(WRITTEN EXERCISE): Your task is to output the entries below word for word.
::: TASK INPUTS :::
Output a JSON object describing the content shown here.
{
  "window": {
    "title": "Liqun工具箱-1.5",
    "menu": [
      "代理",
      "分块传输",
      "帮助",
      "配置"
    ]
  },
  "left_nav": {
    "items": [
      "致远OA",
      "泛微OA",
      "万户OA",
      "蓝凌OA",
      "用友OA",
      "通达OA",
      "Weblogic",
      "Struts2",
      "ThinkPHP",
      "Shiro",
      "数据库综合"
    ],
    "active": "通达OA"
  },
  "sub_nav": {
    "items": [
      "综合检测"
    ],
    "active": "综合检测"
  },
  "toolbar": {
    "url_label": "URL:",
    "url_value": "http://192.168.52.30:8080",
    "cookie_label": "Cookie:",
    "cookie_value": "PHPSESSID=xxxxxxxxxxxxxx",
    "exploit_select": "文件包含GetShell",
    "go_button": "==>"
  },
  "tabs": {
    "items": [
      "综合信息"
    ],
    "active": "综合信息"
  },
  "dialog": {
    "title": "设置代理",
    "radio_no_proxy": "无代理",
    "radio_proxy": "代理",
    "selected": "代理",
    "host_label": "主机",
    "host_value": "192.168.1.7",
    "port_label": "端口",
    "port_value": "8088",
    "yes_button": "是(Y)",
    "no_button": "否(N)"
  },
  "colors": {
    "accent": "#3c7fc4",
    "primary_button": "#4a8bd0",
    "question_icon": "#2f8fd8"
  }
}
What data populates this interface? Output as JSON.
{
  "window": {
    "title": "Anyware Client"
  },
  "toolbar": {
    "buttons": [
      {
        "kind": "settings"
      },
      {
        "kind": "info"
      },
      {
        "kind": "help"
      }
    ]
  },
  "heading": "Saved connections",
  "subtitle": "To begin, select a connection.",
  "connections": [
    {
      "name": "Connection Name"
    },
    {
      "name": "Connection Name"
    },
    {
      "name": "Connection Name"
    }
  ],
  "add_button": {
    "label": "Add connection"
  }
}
:::
(TASK OUTPUT):
Output a JSON object describing the content shown here.
{
  "window": {
    "title": "Liqun工具箱-1.5",
    "menu": [
      "代理",
      "分块传输",
      "帮助",
      "配置"
    ]
  },
  "left_nav": {
    "items": [
      "致远OA",
      "泛微OA",
      "万户OA",
      "蓝凌OA",
      "用友OA",
      "通达OA",
      "Weblogic",
      "Struts2",
      "ThinkPHP",
      "Shiro",
      "数据库综合"
    ],
    "active": "通达OA"
  },
  "sub_nav": {
    "items": [
      "综合检测"
    ],
    "active": "综合检测"
  },
  "toolbar": {
    "url_label": "URL:",
    "url_value": "http://192.168.52.30:8080",
    "cookie_label": "Cookie:",
    "cookie_value": "PHPSESSID=xxxxxxxxxxxxxx",
    "exploit_select": "文件包含GetShell",
    "go_button": "==>"
  },
  "tabs": {
    "items": [
      "综合信息"
    ],
    "active": "综合信息"
  },
  "dialog": {
    "title": "设置代理",
    "radio_no_proxy": "无代理",
    "radio_proxy": "代理",
    "selected": "代理",
    "host_label": "主机",
    "host_value": "192.168.1.7",
    "port_label": "端口",
    "port_value": "8088",
    "yes_button": "是(Y)",
    "no_button": "否(N)"
  },
  "colors": {
    "accent": "#3c7fc4",
    "primary_button": "#4a8bd0",
    "question_icon": "#2f8fd8"
  }
}
What data populates this interface? Output as JSON.
{
  "window": {
    "title": "Anyware Client"
  },
  "toolbar": {
    "buttons": [
      {
        "kind": "settings"
      },
      {
        "kind": "info"
      },
      {
        "kind": "help"
      }
    ]
  },
  "heading": "Saved connections",
  "subtitle": "To begin, select a connection.",
  "connections": [
    {
      "name": "Connection Name"
    },
    {
      "name": "Connection Name"
    },
    {
      "name": "Connection Name"
    }
  ],
  "add_button": {
    "label": "Add connection"
  }
}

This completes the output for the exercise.